= Arbeitsaufträge =
a - Schreiben Sie den Abschnitt des Lesetexts von "Sehr verwirrend." bis "was angeschlossen ist." ab und ändern Sie darin "Unterputzsteckdose" zu "Aufputzsteckdose".
b - Der Lesetext zählt mit Spiegelstrichen auf, wie Netzteil und Handy den Ladestrom regeln können. Geben Sie alle aufgezählten Möglichkeiten knapp wieder.

= Lesetext =
Ich habe mir das alles ein paar mal durchgelesen und es ist schon 
einiges klarer geworden. Es ist aber wirklich sehr kompliziert - was man 
zunächst gar nicht vermuten würde.
Die Spanne reicht anscheinend irgendwie von
- Das Netzteil ist dumm und gibt stur 5V bis zu einer maximalen 
Stromshärke raus. Das Handy hat einen Laderegler, der sich den 
gewünschten Strom zieht, bis der Alku im Handy geladen ist
über
- im Netzteil sind Widerstände an den Datenleitungen, die dem Handy den 
maximal möglichen Ladestrom signalisieren
bis
- im Ladegerät ist ein TPS2511 o.ä., der hardwaretechnisch feststellt, 
was das Handy möchte
bzw. es findet eine Software-Kommunikation statt.
Sehr verwirrend.
Wenn ich nun eine Unterputzsteckdose kaufe, die als "intelligent" 
beschrieben wird, wie findet da die Vereinbarung statt, wie geladen 
wird? Das angeschlossene Handy kommt dann mit seiner eiggnen 
"Intelligenz" und will wissen, wieviel Strom es bekommen kann. Der Chip 
in der USB-Steckdose testet seinerseits, was angeschlossen ist. 
Irgendwie testet jeder den anderen, oder?

= Datenübersicht =

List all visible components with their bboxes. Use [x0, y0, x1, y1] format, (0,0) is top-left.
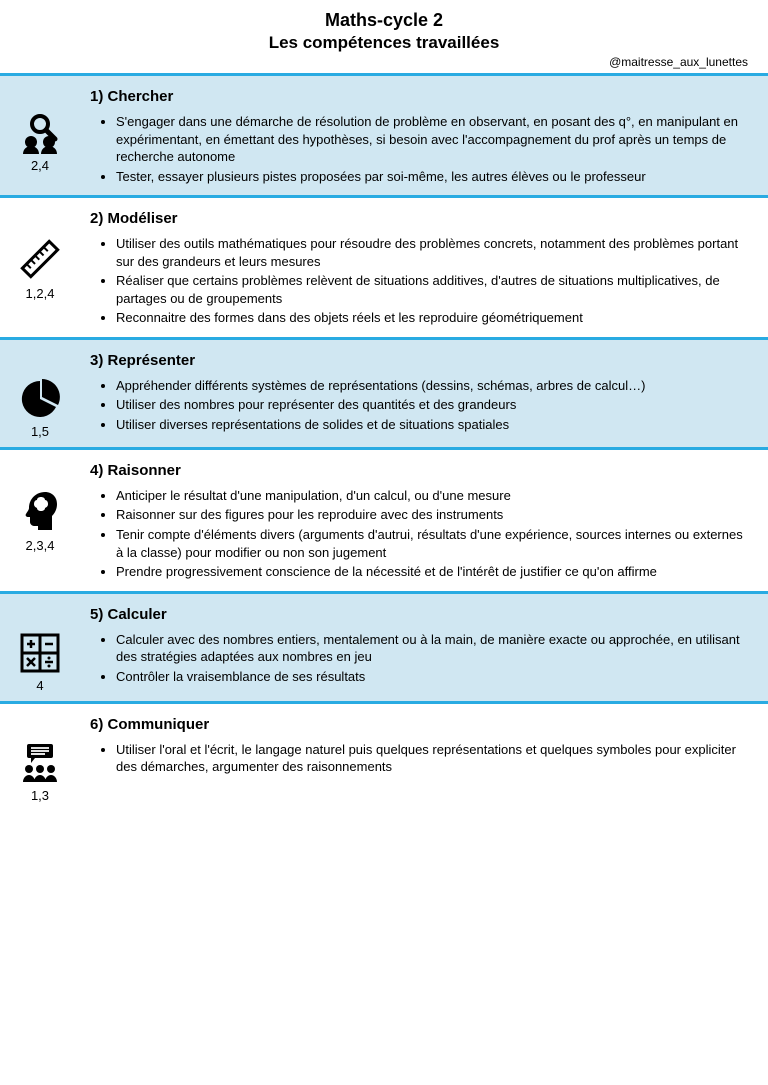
- page-subtitle: Les compétences travaillées: [0, 33, 768, 53]
- section-content: 1) Chercher S'engager dans une démarche …: [80, 84, 748, 187]
- section-calculer: 4 5) Calculer Calculer avec des nombres …: [0, 591, 768, 704]
- bullet-item: Anticiper le résultat d'une manipulation…: [116, 487, 748, 505]
- pie-chart-icon: [0, 378, 80, 420]
- section-numbers: 1,2,4: [0, 286, 80, 301]
- bullet-item: Raisonner sur des figures pour les repro…: [116, 506, 748, 524]
- section-content: 5) Calculer Calculer avec des nombres en…: [80, 602, 748, 688]
- section-chercher: 2,4 1) Chercher S'engager dans une démar…: [0, 73, 768, 198]
- icon-col: 2,3,4: [0, 458, 80, 553]
- section-modeliser: 1,2,4 2) Modéliser Utiliser des outils m…: [0, 198, 768, 337]
- calc-grid-icon: [0, 632, 80, 674]
- bullet-item: S'engager dans une démarche de résolutio…: [116, 113, 748, 166]
- section-heading: 4) Raisonner: [90, 462, 748, 479]
- section-numbers: 4: [0, 678, 80, 693]
- icon-col: 1,5: [0, 348, 80, 439]
- icon-col: 1,2,4: [0, 206, 80, 301]
- ruler-icon: [0, 236, 80, 282]
- page-title: Maths-cycle 2: [0, 10, 768, 31]
- bullet-list: Utiliser l'oral et l'écrit, le langage n…: [90, 741, 748, 776]
- section-representer: 1,5 3) Représenter Appréhender différent…: [0, 337, 768, 450]
- bullet-item: Utiliser diverses représentations de sol…: [116, 416, 748, 434]
- bullet-list: Calculer avec des nombres entiers, menta…: [90, 631, 748, 686]
- icon-col: 4: [0, 602, 80, 693]
- section-content: 6) Communiquer Utiliser l'oral et l'écri…: [80, 712, 748, 778]
- section-content: 3) Représenter Appréhender différents sy…: [80, 348, 748, 436]
- bullet-item: Contrôler la vraisemblance de ses résult…: [116, 668, 748, 686]
- section-communiquer: 1,3 6) Communiquer Utiliser l'oral et l'…: [0, 704, 768, 811]
- section-content: 4) Raisonner Anticiper le résultat d'une…: [80, 458, 748, 583]
- section-heading: 1) Chercher: [90, 88, 748, 105]
- head-brain-icon: [0, 488, 80, 534]
- bullet-item: Tester, essayer plusieurs pistes proposé…: [116, 168, 748, 186]
- icon-col: 1,3: [0, 712, 80, 803]
- section-numbers: 2,4: [0, 158, 80, 173]
- bullet-item: Utiliser des nombres pour représenter de…: [116, 396, 748, 414]
- bullet-list: Appréhender différents systèmes de repré…: [90, 377, 748, 434]
- bullet-item: Réaliser que certains problèmes relèvent…: [116, 272, 748, 307]
- bullet-item: Utiliser l'oral et l'écrit, le langage n…: [116, 741, 748, 776]
- page-header: Maths-cycle 2 Les compétences travaillée…: [0, 0, 768, 55]
- section-numbers: 1,3: [0, 788, 80, 803]
- bullet-list: S'engager dans une démarche de résolutio…: [90, 113, 748, 185]
- bullet-item: Tenir compte d'éléments divers (argument…: [116, 526, 748, 561]
- section-content: 2) Modéliser Utiliser des outils mathéma…: [80, 206, 748, 329]
- credit-line: @maitresse_aux_lunettes: [0, 55, 768, 73]
- bullet-item: Appréhender différents systèmes de repré…: [116, 377, 748, 395]
- icon-col: 2,4: [0, 84, 80, 173]
- section-numbers: 2,3,4: [0, 538, 80, 553]
- section-numbers: 1,5: [0, 424, 80, 439]
- section-heading: 2) Modéliser: [90, 210, 748, 227]
- speech-group-icon: [0, 742, 80, 784]
- bullet-list: Anticiper le résultat d'une manipulation…: [90, 487, 748, 581]
- section-raisonner: 2,3,4 4) Raisonner Anticiper le résultat…: [0, 450, 768, 591]
- search-group-icon: [0, 114, 80, 154]
- section-heading: 3) Représenter: [90, 352, 748, 369]
- section-heading: 6) Communiquer: [90, 716, 748, 733]
- bullet-item: Utiliser des outils mathématiques pour r…: [116, 235, 748, 270]
- section-heading: 5) Calculer: [90, 606, 748, 623]
- bullet-item: Reconnaitre des formes dans des objets r…: [116, 309, 748, 327]
- bullet-item: Prendre progressivement conscience de la…: [116, 563, 748, 581]
- bullet-item: Calculer avec des nombres entiers, menta…: [116, 631, 748, 666]
- bullet-list: Utiliser des outils mathématiques pour r…: [90, 235, 748, 327]
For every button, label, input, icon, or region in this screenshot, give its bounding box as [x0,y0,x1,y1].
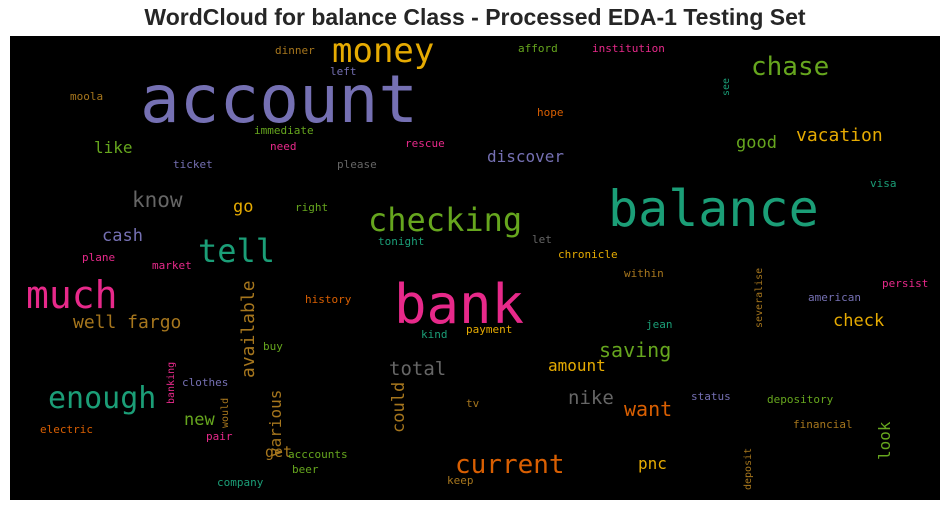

= Lösungen =
a -
Sehr verwirrend.
Wenn ich nun eine Aufputzsteckdose kaufe, die als "intelligent" 
beschrieben wird, wie findet da die Vereinbarung statt, wie geladen 
wird? Das angeschlossene Handy kommt dann mit seiner eiggnen 
"Intelligenz" und will wissen, wieviel Strom es bekommen kann. Der Chip 
in der USB-Steckdose testet seinerseits, was angeschlossen ist.

b -
- Das Netzteil gibt stur 5 V bis zu einer maximalen Stromstärke ab, und der Laderegler im Handy zieht sich den gewünschten Strom, bis der Akku geladen ist.
- Widerstände an den Datenleitungen im Netzteil signalisieren dem Handy den maximal möglichen Ladestrom.
- Ein TPS2511 o. ä. im Ladegerät stellt hardwaretechnisch fest, was das Handy möchte, bzw. es findet eine Software-Kommunikation statt.